OBJECTIVE
Copy every line from the material below that holds "شيئا".

Saved entries
§ §
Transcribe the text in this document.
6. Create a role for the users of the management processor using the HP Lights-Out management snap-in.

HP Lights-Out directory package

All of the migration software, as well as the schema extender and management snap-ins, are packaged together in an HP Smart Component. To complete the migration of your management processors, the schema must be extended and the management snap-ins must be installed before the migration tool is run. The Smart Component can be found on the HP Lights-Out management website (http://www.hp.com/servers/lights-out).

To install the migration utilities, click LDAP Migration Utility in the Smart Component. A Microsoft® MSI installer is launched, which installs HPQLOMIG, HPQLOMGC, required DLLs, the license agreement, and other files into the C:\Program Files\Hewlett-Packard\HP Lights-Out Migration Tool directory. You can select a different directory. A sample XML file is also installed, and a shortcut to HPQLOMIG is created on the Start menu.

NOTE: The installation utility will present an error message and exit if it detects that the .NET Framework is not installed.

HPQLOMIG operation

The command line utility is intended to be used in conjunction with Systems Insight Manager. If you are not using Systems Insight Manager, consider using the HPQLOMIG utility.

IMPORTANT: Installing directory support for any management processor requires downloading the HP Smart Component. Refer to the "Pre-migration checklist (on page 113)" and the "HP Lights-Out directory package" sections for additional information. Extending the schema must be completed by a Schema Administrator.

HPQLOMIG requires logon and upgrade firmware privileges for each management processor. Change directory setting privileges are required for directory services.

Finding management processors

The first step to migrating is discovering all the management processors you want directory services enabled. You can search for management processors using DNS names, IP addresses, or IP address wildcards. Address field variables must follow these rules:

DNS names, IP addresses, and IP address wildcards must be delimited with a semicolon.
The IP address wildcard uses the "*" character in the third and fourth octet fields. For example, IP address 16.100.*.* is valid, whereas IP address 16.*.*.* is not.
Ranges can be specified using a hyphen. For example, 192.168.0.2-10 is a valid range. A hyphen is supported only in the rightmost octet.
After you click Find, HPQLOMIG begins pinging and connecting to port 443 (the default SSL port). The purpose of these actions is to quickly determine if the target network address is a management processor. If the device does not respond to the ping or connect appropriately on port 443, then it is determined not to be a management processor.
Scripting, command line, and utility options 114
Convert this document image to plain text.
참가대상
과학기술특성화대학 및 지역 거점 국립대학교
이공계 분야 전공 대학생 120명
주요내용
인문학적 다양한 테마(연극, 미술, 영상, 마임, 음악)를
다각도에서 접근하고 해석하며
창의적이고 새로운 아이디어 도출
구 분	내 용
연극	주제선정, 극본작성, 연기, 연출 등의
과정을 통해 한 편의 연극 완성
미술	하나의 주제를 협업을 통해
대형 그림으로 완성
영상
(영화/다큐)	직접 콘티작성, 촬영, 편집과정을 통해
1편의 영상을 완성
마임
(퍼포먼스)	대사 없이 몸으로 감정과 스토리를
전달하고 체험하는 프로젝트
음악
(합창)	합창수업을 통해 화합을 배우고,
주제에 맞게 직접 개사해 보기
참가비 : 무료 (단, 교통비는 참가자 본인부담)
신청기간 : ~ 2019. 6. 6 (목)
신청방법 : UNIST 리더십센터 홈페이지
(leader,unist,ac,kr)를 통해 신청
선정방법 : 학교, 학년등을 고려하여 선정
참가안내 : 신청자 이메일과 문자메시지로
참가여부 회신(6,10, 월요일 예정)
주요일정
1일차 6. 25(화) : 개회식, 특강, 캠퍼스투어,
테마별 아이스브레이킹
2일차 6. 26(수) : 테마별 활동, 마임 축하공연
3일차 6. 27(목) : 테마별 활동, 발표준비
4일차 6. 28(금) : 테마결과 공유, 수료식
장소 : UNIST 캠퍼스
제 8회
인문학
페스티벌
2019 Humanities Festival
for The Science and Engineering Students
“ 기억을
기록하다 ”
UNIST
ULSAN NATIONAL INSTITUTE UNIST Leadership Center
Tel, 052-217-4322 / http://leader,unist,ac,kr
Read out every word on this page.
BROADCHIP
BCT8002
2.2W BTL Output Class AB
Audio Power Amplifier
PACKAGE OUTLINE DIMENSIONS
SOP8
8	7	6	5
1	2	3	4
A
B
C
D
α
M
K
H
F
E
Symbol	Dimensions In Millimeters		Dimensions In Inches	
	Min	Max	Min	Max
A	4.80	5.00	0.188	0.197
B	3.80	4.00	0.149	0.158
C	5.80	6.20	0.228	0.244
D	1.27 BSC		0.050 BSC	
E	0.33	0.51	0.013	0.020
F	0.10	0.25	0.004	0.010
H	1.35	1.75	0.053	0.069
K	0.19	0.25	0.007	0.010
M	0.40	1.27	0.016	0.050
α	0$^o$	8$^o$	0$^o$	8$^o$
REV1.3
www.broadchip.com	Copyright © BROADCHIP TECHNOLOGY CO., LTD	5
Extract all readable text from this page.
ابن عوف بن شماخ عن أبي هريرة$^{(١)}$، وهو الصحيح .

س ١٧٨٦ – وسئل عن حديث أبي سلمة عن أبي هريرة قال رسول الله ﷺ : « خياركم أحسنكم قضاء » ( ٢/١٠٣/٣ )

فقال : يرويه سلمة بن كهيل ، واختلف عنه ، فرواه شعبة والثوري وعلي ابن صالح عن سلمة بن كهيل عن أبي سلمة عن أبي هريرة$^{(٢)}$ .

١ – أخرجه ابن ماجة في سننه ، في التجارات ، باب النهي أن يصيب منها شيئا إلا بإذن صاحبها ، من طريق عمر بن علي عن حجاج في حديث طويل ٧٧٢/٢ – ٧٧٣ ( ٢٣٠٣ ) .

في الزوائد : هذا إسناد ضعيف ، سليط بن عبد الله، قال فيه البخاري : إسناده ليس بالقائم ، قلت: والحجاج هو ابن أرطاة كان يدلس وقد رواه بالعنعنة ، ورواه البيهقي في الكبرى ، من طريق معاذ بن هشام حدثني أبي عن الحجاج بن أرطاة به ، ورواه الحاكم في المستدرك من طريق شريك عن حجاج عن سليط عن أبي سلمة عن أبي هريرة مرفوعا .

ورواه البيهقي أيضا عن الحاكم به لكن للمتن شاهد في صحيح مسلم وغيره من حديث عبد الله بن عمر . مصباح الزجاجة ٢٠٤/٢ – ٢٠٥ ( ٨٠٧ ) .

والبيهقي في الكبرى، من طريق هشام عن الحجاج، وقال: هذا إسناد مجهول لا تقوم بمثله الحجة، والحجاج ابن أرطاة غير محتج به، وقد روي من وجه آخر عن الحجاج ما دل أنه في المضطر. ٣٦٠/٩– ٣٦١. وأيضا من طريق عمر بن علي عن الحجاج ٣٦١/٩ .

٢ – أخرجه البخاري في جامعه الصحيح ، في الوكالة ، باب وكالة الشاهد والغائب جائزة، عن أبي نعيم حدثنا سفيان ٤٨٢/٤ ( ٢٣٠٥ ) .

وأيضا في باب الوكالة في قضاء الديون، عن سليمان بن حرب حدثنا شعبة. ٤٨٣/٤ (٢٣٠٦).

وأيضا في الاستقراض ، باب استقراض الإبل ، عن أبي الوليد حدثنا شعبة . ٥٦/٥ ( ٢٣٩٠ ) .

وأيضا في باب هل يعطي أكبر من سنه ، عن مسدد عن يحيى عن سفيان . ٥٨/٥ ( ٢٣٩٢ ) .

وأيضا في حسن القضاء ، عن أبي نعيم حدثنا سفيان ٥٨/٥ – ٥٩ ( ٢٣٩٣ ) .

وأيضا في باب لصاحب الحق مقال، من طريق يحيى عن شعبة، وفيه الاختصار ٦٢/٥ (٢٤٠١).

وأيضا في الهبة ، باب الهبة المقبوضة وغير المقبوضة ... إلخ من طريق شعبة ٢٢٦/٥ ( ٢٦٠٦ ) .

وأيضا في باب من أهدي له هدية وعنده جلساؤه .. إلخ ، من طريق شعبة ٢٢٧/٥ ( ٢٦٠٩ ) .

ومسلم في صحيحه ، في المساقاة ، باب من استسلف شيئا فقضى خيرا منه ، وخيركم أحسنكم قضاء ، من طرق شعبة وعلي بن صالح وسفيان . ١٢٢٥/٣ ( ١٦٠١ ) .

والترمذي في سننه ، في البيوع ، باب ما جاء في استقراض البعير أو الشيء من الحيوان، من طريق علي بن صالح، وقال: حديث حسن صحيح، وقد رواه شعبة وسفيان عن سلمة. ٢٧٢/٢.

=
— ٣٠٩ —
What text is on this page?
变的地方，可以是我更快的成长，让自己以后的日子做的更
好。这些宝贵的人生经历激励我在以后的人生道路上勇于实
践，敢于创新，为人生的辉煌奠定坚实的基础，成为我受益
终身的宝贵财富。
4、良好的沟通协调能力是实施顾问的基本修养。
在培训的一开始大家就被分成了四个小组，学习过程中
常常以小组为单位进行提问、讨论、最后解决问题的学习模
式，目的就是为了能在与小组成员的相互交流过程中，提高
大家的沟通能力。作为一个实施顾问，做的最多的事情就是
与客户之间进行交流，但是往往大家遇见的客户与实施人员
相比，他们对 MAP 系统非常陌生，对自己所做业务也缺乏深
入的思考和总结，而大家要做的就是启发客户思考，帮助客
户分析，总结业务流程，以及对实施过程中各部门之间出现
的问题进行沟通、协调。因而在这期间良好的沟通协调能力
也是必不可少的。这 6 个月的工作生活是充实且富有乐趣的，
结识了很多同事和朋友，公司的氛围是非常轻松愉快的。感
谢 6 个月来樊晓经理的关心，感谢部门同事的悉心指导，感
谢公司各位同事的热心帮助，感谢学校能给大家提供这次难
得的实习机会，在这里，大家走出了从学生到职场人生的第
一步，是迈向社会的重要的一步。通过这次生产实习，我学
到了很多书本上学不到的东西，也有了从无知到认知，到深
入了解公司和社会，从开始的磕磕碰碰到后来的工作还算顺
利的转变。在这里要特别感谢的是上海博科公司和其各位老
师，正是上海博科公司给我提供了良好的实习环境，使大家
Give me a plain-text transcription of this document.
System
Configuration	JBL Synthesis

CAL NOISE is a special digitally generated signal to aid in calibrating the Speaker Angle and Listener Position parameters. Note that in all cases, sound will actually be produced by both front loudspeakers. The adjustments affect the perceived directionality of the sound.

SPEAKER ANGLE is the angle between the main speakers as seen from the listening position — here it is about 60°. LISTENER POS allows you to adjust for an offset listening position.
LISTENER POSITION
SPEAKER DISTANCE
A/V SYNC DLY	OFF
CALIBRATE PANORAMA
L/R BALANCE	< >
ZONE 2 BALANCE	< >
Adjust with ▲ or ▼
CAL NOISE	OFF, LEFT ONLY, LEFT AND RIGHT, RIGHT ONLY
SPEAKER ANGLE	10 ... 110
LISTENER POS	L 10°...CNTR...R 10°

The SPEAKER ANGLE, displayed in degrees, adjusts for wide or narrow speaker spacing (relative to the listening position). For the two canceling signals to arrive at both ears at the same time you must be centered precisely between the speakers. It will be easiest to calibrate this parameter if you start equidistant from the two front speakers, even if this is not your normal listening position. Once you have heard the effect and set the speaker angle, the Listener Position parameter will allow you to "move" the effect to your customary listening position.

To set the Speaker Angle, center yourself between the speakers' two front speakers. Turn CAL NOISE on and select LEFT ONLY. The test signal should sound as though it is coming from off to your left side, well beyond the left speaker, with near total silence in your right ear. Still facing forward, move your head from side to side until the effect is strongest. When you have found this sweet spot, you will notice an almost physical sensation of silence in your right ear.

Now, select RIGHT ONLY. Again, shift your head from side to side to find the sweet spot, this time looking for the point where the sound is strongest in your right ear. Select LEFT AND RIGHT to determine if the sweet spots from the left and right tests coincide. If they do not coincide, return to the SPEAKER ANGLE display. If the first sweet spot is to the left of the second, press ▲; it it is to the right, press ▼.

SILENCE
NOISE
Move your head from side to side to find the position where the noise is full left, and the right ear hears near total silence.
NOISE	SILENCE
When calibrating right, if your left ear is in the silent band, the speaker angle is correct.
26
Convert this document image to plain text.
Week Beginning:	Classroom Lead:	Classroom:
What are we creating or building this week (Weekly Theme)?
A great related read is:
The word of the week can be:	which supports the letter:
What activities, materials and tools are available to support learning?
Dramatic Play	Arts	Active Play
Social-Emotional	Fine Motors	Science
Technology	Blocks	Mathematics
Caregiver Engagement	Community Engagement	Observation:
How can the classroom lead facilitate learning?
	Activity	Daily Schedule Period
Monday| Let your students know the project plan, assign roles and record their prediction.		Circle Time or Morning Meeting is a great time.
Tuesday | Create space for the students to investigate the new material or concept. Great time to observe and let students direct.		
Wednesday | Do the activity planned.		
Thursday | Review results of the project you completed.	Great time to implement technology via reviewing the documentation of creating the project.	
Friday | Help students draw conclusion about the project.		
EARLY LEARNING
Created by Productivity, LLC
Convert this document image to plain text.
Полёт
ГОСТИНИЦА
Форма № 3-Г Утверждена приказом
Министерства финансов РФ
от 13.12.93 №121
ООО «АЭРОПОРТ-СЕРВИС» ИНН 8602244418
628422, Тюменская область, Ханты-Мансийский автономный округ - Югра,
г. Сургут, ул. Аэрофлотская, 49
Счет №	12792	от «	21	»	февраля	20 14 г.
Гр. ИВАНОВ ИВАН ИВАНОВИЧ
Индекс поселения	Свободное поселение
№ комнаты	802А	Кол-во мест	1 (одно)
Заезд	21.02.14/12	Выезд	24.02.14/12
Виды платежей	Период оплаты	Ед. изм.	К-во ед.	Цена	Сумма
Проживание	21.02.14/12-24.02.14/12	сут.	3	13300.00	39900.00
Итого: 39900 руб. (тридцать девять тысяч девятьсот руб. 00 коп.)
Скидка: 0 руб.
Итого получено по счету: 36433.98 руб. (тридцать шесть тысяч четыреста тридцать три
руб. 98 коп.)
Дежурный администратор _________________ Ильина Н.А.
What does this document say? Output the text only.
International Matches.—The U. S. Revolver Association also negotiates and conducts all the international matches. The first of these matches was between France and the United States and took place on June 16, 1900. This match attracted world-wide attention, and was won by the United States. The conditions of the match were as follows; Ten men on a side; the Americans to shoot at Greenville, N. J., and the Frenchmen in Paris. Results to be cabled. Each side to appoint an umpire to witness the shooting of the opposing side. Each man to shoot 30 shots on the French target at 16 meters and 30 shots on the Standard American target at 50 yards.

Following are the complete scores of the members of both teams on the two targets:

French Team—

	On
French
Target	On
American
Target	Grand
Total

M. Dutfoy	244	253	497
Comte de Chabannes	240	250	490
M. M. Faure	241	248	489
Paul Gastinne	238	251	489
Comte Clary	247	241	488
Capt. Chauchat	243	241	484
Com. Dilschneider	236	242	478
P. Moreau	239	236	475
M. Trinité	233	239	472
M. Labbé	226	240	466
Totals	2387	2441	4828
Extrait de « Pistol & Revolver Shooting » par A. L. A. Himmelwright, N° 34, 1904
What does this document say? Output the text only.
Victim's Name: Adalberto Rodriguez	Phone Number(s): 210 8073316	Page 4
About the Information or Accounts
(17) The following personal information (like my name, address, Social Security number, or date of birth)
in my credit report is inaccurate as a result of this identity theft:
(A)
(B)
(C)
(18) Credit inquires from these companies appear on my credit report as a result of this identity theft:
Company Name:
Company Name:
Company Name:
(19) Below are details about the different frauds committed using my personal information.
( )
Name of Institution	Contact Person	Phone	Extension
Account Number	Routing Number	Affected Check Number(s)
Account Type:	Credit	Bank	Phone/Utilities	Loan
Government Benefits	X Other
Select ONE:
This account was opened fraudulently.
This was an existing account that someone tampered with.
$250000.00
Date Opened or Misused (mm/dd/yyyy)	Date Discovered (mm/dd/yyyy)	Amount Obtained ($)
§ §
RIGHT ANSWER
١ – أخرجه ابن ماجة في سننه ، في التجارات ، باب النهي أن يصيب منها شيئا إلا بإذن صاحبها ، من طريق عمر بن علي عن حجاج في حديث طويل ٧٧٢/٢ – ٧٧٣ ( ٢٣٠٣ ) .
ومسلم في صحيحه ، في المساقاة ، باب من استسلف شيئا فقضى خيرا منه ، وخيركم أحسنكم قضاء ، من طرق شعبة وعلي بن صالح وسفيان . ١٢٢٥/٣ ( ١٦٠١ ) .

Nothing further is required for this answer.